>> START
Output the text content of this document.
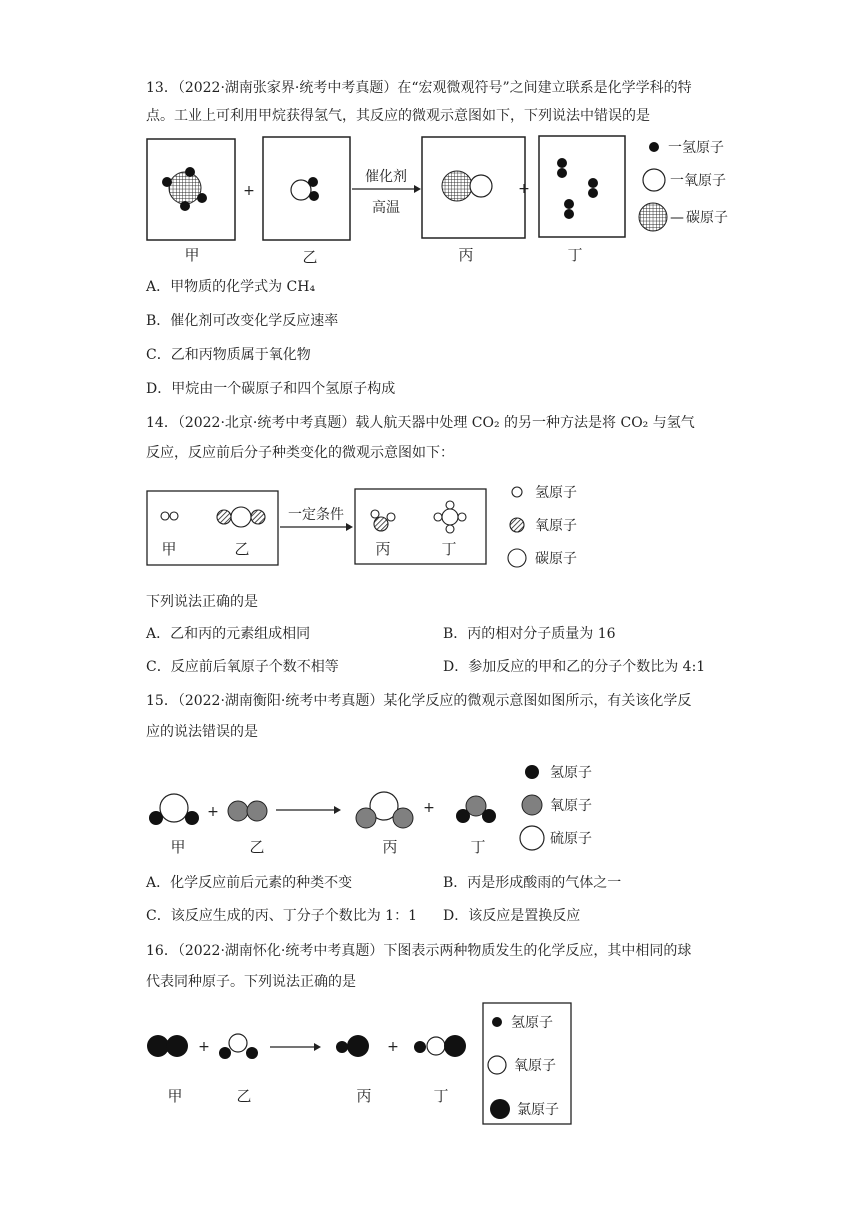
13．（2022·湖南张家界·统考中考真题）在“宏观微观符号”之间建立联系是化学学科的特
点。工业上可利用甲烷获得氢气，其反应的微观示意图如下，下列说法中错误的是
甲
+
乙
催化剂
高温
丙
+
丁
一氢原子
一氧原子
— 碳原子
A．甲物质的化学式为 CH₄
B．催化剂可改变化学反应速率
C．乙和丙物质属于氧化物
D．甲烷由一个碳原子和四个氢原子构成
14．（2022·北京·统考中考真题）载人航天器中处理 CO₂ 的另一种方法是将 CO₂ 与氢气
反应，反应前后分子种类变化的微观示意图如下：
甲	乙
一定条件
丙	丁
氢原子
氧原子
碳原子
下列说法正确的是
A．乙和丙的元素组成相同	B．丙的相对分子质量为 16
C．反应前后氧原子个数不相等	D．参加反应的甲和乙的分子个数比为 4:1
15．（2022·湖南衡阳·统考中考真题）某化学反应的微观示意图如图所示，有关该化学反
应的说法错误的是
甲
+
乙	丙
+
丁
氢原子
氧原子
硫原子
A．化学反应前后元素的种类不变	B．丙是形成酸雨的气体之一
C．该反应生成的丙、丁分子个数比为 1：1 D．该反应是置换反应
16．（2022·湖南怀化·统考中考真题）下图表示两种物质发生的化学反应，其中相同的球
代表同种原子。下列说法正确的是
甲
+
乙	丙
+
丁
氢原子
氧原子
氯原子
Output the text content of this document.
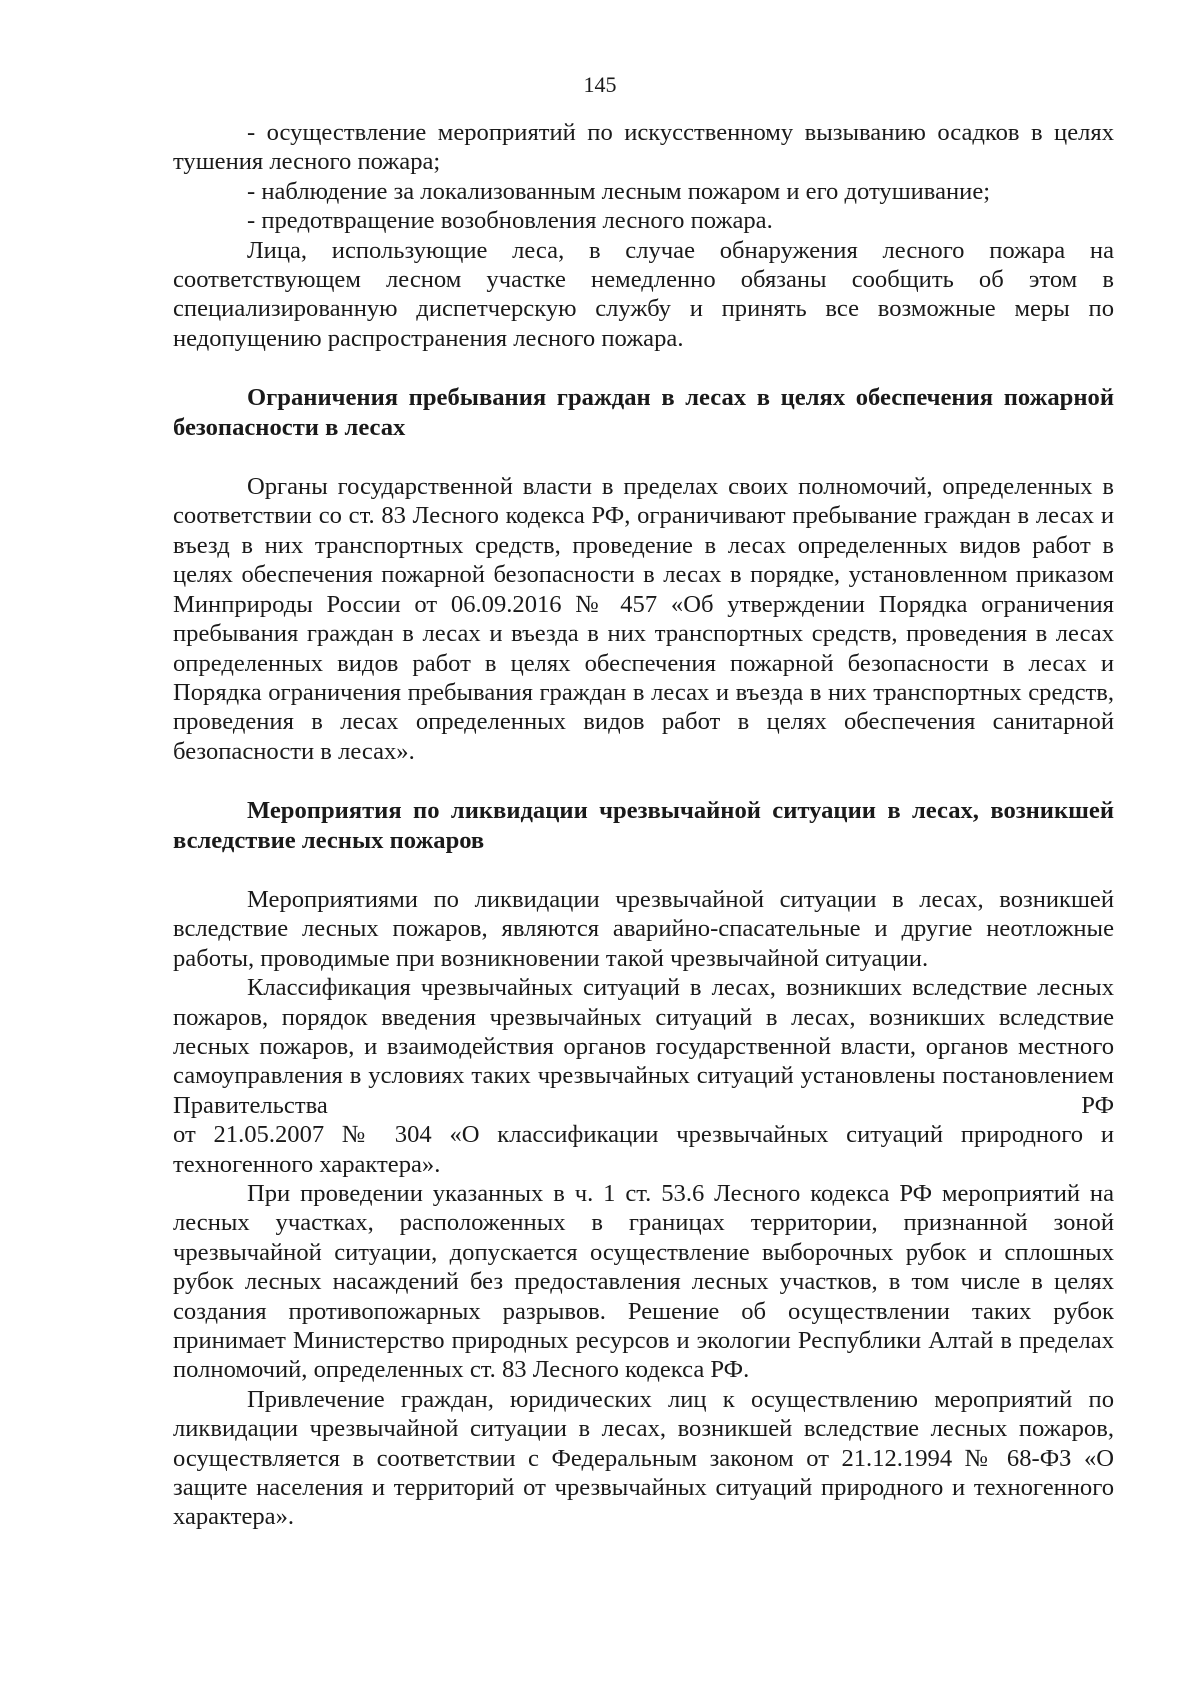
145

- осуществление мероприятий по искусственному вызыванию осадков в целях тушения лесного пожара;

- наблюдение за локализованным лесным пожаром и его дотушивание;

- предотвращение возобновления лесного пожара.

Лица, использующие леса, в случае обнаружения лесного пожара на соответствующем лесном участке немедленно обязаны сообщить об этом в специализированную диспетчерскую службу и принять все возможные меры по недопущению распространения лесного пожара.

Ограничения пребывания граждан в лесах в целях обеспечения пожарной безопасности в лесах

Органы государственной власти в пределах своих полномочий, определенных в соответствии со ст. 83 Лесного кодекса РФ, ограничивают пребывание граждан в лесах и въезд в них транспортных средств, проведение в лесах определенных видов работ в целях обеспечения пожарной безопасности в лесах в порядке, установленном приказом Минприроды России от 06.09.2016 № 457 «Об утверждении Порядка ограничения пребывания граждан в лесах и въезда в них транспортных средств, проведения в лесах определенных видов работ в целях обеспечения пожарной безопасности в лесах и Порядка ограничения пребывания граждан в лесах и въезда в них транспортных средств, проведения в лесах определенных видов работ в целях обеспечения санитарной безопасности в лесах».

Мероприятия по ликвидации чрезвычайной ситуации в лесах, возникшей вследствие лесных пожаров

Мероприятиями по ликвидации чрезвычайной ситуации в лесах, возникшей вследствие лесных пожаров, являются аварийно-спасательные и другие неотложные работы, проводимые при возникновении такой чрезвычайной ситуации.

Классификация чрезвычайных ситуаций в лесах, возникших вследствие лесных пожаров, порядок введения чрезвычайных ситуаций в лесах, возникших вследствие лесных пожаров, и взаимодействия органов государственной власти, органов местного самоуправления в условиях таких чрезвычайных ситуаций установлены постановлением Правительства РФ

от 21.05.2007 № 304 «О классификации чрезвычайных ситуаций природного и техногенного характера».

При проведении указанных в ч. 1 ст. 53.6 Лесного кодекса РФ мероприятий на лесных участках, расположенных в границах территории, признанной зоной чрезвычайной ситуации, допускается осуществление выборочных рубок и сплошных рубок лесных насаждений без предоставления лесных участков, в том числе в целях создания противопожарных разрывов. Решение об осуществлении таких рубок принимает Министерство природных ресурсов и экологии Республики Алтай в пределах полномочий, определенных ст. 83 Лесного кодекса РФ.

Привлечение граждан, юридических лиц к осуществлению мероприятий по ликвидации чрезвычайной ситуации в лесах, возникшей вследствие лесных пожаров, осуществляется в соответствии с Федеральным законом от 21.12.1994 № 68-ФЗ «О защите населения и территорий от чрезвычайных ситуаций природного и техногенного характера».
>> END
Go through the data above and find the lines with the word "пожара". Copy each of those lines.

### Answer to this exercise
- осуществление мероприятий по искусственному вызыванию осадков в целях тушения лесного пожара;
- предотвращение возобновления лесного пожара.
Лица, использующие леса, в случае обнаружения лесного пожара на соответствующем лесном участке немедленно обязаны сообщить об этом в специализированную диспетчерскую службу и принять все возможные меры по недопущению распространения лесного пожара.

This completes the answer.